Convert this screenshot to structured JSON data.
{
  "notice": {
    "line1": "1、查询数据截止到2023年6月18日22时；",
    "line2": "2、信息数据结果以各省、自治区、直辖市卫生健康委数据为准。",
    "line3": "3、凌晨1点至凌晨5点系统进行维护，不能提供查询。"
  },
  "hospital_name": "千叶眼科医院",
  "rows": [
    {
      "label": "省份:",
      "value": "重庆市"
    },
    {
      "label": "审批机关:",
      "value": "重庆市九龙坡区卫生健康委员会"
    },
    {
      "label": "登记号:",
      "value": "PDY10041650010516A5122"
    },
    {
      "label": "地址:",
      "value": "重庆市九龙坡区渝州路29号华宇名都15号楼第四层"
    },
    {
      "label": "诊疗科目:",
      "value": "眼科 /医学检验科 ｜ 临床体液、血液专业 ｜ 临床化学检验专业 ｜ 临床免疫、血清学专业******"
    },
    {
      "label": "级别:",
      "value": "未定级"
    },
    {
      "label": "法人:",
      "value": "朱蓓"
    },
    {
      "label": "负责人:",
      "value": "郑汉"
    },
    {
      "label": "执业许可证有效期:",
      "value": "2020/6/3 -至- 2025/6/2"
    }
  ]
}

==

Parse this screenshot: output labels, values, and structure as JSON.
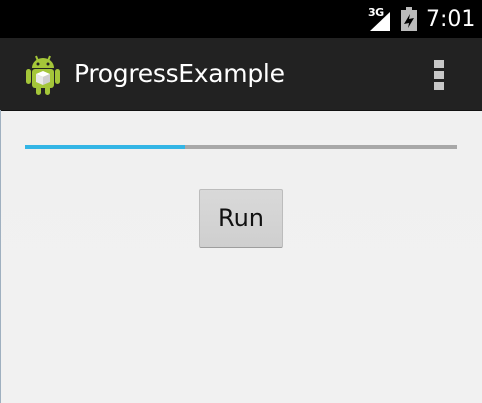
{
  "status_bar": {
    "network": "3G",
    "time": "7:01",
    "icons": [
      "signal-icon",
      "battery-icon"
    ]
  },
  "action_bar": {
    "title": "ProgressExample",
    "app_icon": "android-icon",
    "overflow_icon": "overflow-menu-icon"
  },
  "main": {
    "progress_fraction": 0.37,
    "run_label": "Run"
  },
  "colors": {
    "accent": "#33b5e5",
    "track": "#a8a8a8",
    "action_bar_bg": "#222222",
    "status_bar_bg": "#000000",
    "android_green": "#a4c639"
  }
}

→ Work to do: Search the preceding listing for the word "this" and pull out every line that holds it.

→ Problem solution:
Convert this screenshot to structured JSON data.
Parse this screenshot: output labels, values, and structure as JSON.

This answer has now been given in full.